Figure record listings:
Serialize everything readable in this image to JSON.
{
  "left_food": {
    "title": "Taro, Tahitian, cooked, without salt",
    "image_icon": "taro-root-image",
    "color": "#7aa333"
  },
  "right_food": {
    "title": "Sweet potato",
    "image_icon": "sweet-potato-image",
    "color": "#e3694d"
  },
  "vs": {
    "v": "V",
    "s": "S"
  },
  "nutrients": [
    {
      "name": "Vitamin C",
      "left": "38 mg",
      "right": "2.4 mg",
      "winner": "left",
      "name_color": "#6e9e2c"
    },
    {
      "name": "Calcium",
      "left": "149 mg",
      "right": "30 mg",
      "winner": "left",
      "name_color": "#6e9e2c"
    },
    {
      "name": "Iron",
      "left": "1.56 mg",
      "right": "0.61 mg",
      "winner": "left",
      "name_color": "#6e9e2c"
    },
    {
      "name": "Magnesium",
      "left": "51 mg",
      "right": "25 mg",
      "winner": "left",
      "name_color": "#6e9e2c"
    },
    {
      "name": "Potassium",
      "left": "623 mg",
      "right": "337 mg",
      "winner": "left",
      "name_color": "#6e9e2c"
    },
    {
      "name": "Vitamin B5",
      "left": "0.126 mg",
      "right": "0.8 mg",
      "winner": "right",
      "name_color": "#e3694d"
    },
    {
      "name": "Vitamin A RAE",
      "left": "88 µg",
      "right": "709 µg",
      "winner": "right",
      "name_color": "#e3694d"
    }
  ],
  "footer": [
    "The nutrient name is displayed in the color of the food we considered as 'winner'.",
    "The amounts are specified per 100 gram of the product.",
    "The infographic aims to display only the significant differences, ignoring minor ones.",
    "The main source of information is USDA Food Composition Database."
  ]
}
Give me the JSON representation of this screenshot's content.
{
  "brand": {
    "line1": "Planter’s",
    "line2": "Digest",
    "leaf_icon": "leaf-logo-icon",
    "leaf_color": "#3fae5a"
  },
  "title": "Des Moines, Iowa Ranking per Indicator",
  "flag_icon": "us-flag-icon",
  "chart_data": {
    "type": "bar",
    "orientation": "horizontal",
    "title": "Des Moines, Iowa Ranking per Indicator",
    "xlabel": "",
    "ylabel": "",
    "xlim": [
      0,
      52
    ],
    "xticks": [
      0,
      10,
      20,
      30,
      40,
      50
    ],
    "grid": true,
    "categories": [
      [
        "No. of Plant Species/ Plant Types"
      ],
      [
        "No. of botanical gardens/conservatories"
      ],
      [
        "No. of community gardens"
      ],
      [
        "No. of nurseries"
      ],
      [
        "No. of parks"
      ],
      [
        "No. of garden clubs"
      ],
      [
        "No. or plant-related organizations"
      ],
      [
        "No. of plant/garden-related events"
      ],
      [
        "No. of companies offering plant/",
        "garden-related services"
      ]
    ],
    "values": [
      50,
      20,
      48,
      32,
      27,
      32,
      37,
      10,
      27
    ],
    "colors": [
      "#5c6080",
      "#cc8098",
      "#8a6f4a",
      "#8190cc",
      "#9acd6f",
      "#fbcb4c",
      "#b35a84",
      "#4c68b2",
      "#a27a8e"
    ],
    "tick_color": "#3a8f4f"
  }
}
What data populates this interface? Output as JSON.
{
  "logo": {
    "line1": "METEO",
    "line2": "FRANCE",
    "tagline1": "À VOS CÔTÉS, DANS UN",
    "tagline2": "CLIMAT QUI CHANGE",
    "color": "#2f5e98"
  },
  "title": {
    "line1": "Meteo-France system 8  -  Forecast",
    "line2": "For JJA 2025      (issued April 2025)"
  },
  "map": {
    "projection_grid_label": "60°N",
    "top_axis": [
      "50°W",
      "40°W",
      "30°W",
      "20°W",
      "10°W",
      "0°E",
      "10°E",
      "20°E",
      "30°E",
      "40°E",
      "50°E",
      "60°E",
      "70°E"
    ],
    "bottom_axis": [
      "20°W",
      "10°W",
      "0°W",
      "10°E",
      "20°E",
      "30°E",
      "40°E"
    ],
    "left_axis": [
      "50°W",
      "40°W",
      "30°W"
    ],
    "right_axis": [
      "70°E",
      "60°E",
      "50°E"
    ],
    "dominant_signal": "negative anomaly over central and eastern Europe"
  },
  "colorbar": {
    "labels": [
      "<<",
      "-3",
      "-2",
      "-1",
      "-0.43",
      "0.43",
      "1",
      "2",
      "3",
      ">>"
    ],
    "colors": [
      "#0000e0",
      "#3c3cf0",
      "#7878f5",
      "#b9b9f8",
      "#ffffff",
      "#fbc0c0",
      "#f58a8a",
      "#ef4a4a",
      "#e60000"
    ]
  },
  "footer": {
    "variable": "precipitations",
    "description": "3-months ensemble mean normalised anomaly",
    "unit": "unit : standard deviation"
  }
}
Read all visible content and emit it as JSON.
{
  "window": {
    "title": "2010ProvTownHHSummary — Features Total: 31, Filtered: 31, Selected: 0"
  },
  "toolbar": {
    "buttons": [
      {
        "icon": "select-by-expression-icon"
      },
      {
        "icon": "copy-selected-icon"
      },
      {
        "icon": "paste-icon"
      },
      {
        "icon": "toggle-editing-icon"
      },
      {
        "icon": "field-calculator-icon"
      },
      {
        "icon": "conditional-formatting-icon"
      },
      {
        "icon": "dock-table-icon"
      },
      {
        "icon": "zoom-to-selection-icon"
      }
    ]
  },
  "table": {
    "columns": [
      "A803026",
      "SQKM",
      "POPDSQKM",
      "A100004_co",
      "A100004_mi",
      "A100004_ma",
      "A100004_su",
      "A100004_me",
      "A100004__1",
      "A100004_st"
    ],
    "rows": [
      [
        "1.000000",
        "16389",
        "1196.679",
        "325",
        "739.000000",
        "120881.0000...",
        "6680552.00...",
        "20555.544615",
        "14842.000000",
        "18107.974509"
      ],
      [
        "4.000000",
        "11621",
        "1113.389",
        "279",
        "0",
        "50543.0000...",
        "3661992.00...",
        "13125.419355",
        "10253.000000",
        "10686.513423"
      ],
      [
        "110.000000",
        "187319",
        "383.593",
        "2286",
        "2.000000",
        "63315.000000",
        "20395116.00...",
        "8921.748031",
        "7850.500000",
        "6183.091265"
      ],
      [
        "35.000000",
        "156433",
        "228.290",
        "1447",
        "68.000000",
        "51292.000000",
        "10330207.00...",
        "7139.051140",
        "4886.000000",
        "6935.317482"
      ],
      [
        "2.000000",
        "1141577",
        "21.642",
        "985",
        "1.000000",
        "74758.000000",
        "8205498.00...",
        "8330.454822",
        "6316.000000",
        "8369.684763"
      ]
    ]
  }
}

Task details: Your task is to repeat every line exactly.

Exercise solution:
Serialize everything readable in this image to JSON.
{
  "left_food": {
    "title": "Taro, Tahitian, cooked, without salt",
    "image_icon": "taro-root-image",
    "color": "#7aa333"
  },
  "right_food": {
    "title": "Sweet potato",
    "image_icon": "sweet-potato-image",
    "color": "#e3694d"
  },
  "vs": {
    "v": "V",
    "s": "S"
  },
  "nutrients": [
    {
      "name": "Vitamin C",
      "left": "38 mg",
      "right": "2.4 mg",
      "winner": "left",
      "name_color": "#6e9e2c"
    },
    {
      "name": "Calcium",
      "left": "149 mg",
      "right": "30 mg",
      "winner": "left",
      "name_color": "#6e9e2c"
    },
    {
      "name": "Iron",
      "left": "1.56 mg",
      "right": "0.61 mg",
      "winner": "left",
      "name_color": "#6e9e2c"
    },
    {
      "name": "Magnesium",
      "left": "51 mg",
      "right": "25 mg",
      "winner": "left",
      "name_color": "#6e9e2c"
    },
    {
      "name": "Potassium",
      "left": "623 mg",
      "right": "337 mg",
      "winner": "left",
      "name_color": "#6e9e2c"
    },
    {
      "name": "Vitamin B5",
      "left": "0.126 mg",
      "right": "0.8 mg",
      "winner": "right",
      "name_color": "#e3694d"
    },
    {
      "name": "Vitamin A RAE",
      "left": "88 µg",
      "right": "709 µg",
      "winner": "right",
      "name_color": "#e3694d"
    }
  ],
  "footer": [
    "The nutrient name is displayed in the color of the food we considered as 'winner'.",
    "The amounts are specified per 100 gram of the product.",
    "The infographic aims to display only the significant differences, ignoring minor ones.",
    "The main source of information is USDA Food Composition Database."
  ]
}
Give me the JSON representation of this screenshot's content.
{
  "brand": {
    "line1": "Planter’s",
    "line2": "Digest",
    "leaf_icon": "leaf-logo-icon",
    "leaf_color": "#3fae5a"
  },
  "title": "Des Moines, Iowa Ranking per Indicator",
  "flag_icon": "us-flag-icon",
  "chart_data": {
    "type": "bar",
    "orientation": "horizontal",
    "title": "Des Moines, Iowa Ranking per Indicator",
    "xlabel": "",
    "ylabel": "",
    "xlim": [
      0,
      52
    ],
    "xticks": [
      0,
      10,
      20,
      30,
      40,
      50
    ],
    "grid": true,
    "categories": [
      [
        "No. of Plant Species/ Plant Types"
      ],
      [
        "No. of botanical gardens/conservatories"
      ],
      [
        "No. of community gardens"
      ],
      [
        "No. of nurseries"
      ],
      [
        "No. of parks"
      ],
      [
        "No. of garden clubs"
      ],
      [
        "No. or plant-related organizations"
      ],
      [
        "No. of plant/garden-related events"
      ],
      [
        "No. of companies offering plant/",
        "garden-related services"
      ]
    ],
    "values": [
      50,
      20,
      48,
      32,
      27,
      32,
      37,
      10,
      27
    ],
    "colors": [
      "#5c6080",
      "#cc8098",
      "#8a6f4a",
      "#8190cc",
      "#9acd6f",
      "#fbcb4c",
      "#b35a84",
      "#4c68b2",
      "#a27a8e"
    ],
    "tick_color": "#3a8f4f"
  }
}
What data populates this interface? Output as JSON.
{
  "logo": {
    "line1": "METEO",
    "line2": "FRANCE",
    "tagline1": "À VOS CÔTÉS, DANS UN",
    "tagline2": "CLIMAT QUI CHANGE",
    "color": "#2f5e98"
  },
  "title": {
    "line1": "Meteo-France system 8  -  Forecast",
    "line2": "For JJA 2025      (issued April 2025)"
  },
  "map": {
    "projection_grid_label": "60°N",
    "top_axis": [
      "50°W",
      "40°W",
      "30°W",
      "20°W",
      "10°W",
      "0°E",
      "10°E",
      "20°E",
      "30°E",
      "40°E",
      "50°E",
      "60°E",
      "70°E"
    ],
    "bottom_axis": [
      "20°W",
      "10°W",
      "0°W",
      "10°E",
      "20°E",
      "30°E",
      "40°E"
    ],
    "left_axis": [
      "50°W",
      "40°W",
      "30°W"
    ],
    "right_axis": [
      "70°E",
      "60°E",
      "50°E"
    ],
    "dominant_signal": "negative anomaly over central and eastern Europe"
  },
  "colorbar": {
    "labels": [
      "<<",
      "-3",
      "-2",
      "-1",
      "-0.43",
      "0.43",
      "1",
      "2",
      "3",
      ">>"
    ],
    "colors": [
      "#0000e0",
      "#3c3cf0",
      "#7878f5",
      "#b9b9f8",
      "#ffffff",
      "#fbc0c0",
      "#f58a8a",
      "#ef4a4a",
      "#e60000"
    ]
  },
  "footer": {
    "variable": "precipitations",
    "description": "3-months ensemble mean normalised anomaly",
    "unit": "unit : standard deviation"
  }
}
Read all visible content and emit it as JSON.
{
  "window": {
    "title": "2010ProvTownHHSummary — Features Total: 31, Filtered: 31, Selected: 0"
  },
  "toolbar": {
    "buttons": [
      {
        "icon": "select-by-expression-icon"
      },
      {
        "icon": "copy-selected-icon"
      },
      {
        "icon": "paste-icon"
      },
      {
        "icon": "toggle-editing-icon"
      },
      {
        "icon": "field-calculator-icon"
      },
      {
        "icon": "conditional-formatting-icon"
      },
      {
        "icon": "dock-table-icon"
      },
      {
        "icon": "zoom-to-selection-icon"
      }
    ]
  },
  "table": {
    "columns": [
      "A803026",
      "SQKM",
      "POPDSQKM",
      "A100004_co",
      "A100004_mi",
      "A100004_ma",
      "A100004_su",
      "A100004_me",
      "A100004__1",
      "A100004_st"
    ],
    "rows": [
      [
        "1.000000",
        "16389",
        "1196.679",
        "325",
        "739.000000",
        "120881.0000...",
        "6680552.00...",
        "20555.544615",
        "14842.000000",
        "18107.974509"
      ],
      [
        "4.000000",
        "11621",
        "1113.389",
        "279",
        "0",
        "50543.0000...",
        "3661992.00...",
        "13125.419355",
        "10253.000000",
        "10686.513423"
      ],
      [
        "110.000000",
        "187319",
        "383.593",
        "2286",
        "2.000000",
        "63315.000000",
        "20395116.00...",
        "8921.748031",
        "7850.500000",
        "6183.091265"
      ],
      [
        "35.000000",
        "156433",
        "228.290",
        "1447",
        "68.000000",
        "51292.000000",
        "10330207.00...",
        "7139.051140",
        "4886.000000",
        "6935.317482"
      ],
      [
        "2.000000",
        "1141577",
        "21.642",
        "985",
        "1.000000",
        "74758.000000",
        "8205498.00...",
        "8330.454822",
        "6316.000000",
        "8369.684763"
      ]
    ]
  }
}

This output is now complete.